▸ **DATA ENTRIES**
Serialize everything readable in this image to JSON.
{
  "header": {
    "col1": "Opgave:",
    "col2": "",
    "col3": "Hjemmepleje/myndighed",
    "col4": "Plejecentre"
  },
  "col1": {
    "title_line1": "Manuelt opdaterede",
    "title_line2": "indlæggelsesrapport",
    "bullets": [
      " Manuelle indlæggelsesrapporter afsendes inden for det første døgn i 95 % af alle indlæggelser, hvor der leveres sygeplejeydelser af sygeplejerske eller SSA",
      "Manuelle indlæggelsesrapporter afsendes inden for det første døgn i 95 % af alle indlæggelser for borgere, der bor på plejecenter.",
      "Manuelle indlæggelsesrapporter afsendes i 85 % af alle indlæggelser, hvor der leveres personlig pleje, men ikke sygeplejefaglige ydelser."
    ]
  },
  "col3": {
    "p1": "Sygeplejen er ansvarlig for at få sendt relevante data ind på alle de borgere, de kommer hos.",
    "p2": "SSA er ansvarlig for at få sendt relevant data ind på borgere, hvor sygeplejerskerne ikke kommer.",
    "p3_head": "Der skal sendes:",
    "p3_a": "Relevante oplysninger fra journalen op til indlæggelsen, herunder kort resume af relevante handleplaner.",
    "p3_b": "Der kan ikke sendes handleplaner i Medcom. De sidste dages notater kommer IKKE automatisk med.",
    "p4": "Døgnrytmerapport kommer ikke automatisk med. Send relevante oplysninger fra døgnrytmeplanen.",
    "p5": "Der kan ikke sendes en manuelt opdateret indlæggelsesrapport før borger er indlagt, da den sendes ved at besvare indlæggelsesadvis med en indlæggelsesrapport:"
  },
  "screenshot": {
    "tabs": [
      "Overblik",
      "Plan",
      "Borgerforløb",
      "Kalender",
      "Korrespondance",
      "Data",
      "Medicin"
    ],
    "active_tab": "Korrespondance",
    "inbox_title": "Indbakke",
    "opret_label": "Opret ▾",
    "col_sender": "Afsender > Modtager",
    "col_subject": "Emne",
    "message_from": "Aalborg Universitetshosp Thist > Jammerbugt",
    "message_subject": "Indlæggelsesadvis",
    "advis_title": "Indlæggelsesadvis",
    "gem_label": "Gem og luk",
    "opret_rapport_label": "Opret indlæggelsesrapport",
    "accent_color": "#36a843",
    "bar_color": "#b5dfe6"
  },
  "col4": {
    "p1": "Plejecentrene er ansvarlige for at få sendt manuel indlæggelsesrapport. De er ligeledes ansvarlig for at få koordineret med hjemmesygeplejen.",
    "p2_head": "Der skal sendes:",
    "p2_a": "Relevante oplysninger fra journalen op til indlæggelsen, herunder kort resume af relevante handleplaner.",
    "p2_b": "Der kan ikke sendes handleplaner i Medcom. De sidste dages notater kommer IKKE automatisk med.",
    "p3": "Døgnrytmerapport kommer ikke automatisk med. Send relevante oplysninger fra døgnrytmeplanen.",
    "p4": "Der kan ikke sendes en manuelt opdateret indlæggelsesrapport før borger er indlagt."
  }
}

▸ **AIM OF THE EXERCISE**
Go through the listing and print each line exactly as it appears.

▸ **SOLUTION TO THE EXERCISE**
Serialize everything readable in this image to JSON.
{
  "header": {
    "col1": "Opgave:",
    "col2": "",
    "col3": "Hjemmepleje/myndighed",
    "col4": "Plejecentre"
  },
  "col1": {
    "title_line1": "Manuelt opdaterede",
    "title_line2": "indlæggelsesrapport",
    "bullets": [
      " Manuelle indlæggelsesrapporter afsendes inden for det første døgn i 95 % af alle indlæggelser, hvor der leveres sygeplejeydelser af sygeplejerske eller SSA",
      "Manuelle indlæggelsesrapporter afsendes inden for det første døgn i 95 % af alle indlæggelser for borgere, der bor på plejecenter.",
      "Manuelle indlæggelsesrapporter afsendes i 85 % af alle indlæggelser, hvor der leveres personlig pleje, men ikke sygeplejefaglige ydelser."
    ]
  },
  "col3": {
    "p1": "Sygeplejen er ansvarlig for at få sendt relevante data ind på alle de borgere, de kommer hos.",
    "p2": "SSA er ansvarlig for at få sendt relevant data ind på borgere, hvor sygeplejerskerne ikke kommer.",
    "p3_head": "Der skal sendes:",
    "p3_a": "Relevante oplysninger fra journalen op til indlæggelsen, herunder kort resume af relevante handleplaner.",
    "p3_b": "Der kan ikke sendes handleplaner i Medcom. De sidste dages notater kommer IKKE automatisk med.",
    "p4": "Døgnrytmerapport kommer ikke automatisk med. Send relevante oplysninger fra døgnrytmeplanen.",
    "p5": "Der kan ikke sendes en manuelt opdateret indlæggelsesrapport før borger er indlagt, da den sendes ved at besvare indlæggelsesadvis med en indlæggelsesrapport:"
  },
  "screenshot": {
    "tabs": [
      "Overblik",
      "Plan",
      "Borgerforløb",
      "Kalender",
      "Korrespondance",
      "Data",
      "Medicin"
    ],
    "active_tab": "Korrespondance",
    "inbox_title": "Indbakke",
    "opret_label": "Opret ▾",
    "col_sender": "Afsender > Modtager",
    "col_subject": "Emne",
    "message_from": "Aalborg Universitetshosp Thist > Jammerbugt",
    "message_subject": "Indlæggelsesadvis",
    "advis_title": "Indlæggelsesadvis",
    "gem_label": "Gem og luk",
    "opret_rapport_label": "Opret indlæggelsesrapport",
    "accent_color": "#36a843",
    "bar_color": "#b5dfe6"
  },
  "col4": {
    "p1": "Plejecentrene er ansvarlige for at få sendt manuel indlæggelsesrapport. De er ligeledes ansvarlig for at få koordineret med hjemmesygeplejen.",
    "p2_head": "Der skal sendes:",
    "p2_a": "Relevante oplysninger fra journalen op til indlæggelsen, herunder kort resume af relevante handleplaner.",
    "p2_b": "Der kan ikke sendes handleplaner i Medcom. De sidste dages notater kommer IKKE automatisk med.",
    "p3": "Døgnrytmerapport kommer ikke automatisk med. Send relevante oplysninger fra døgnrytmeplanen.",
    "p4": "Der kan ikke sendes en manuelt opdateret indlæggelsesrapport før borger er indlagt."
  }
}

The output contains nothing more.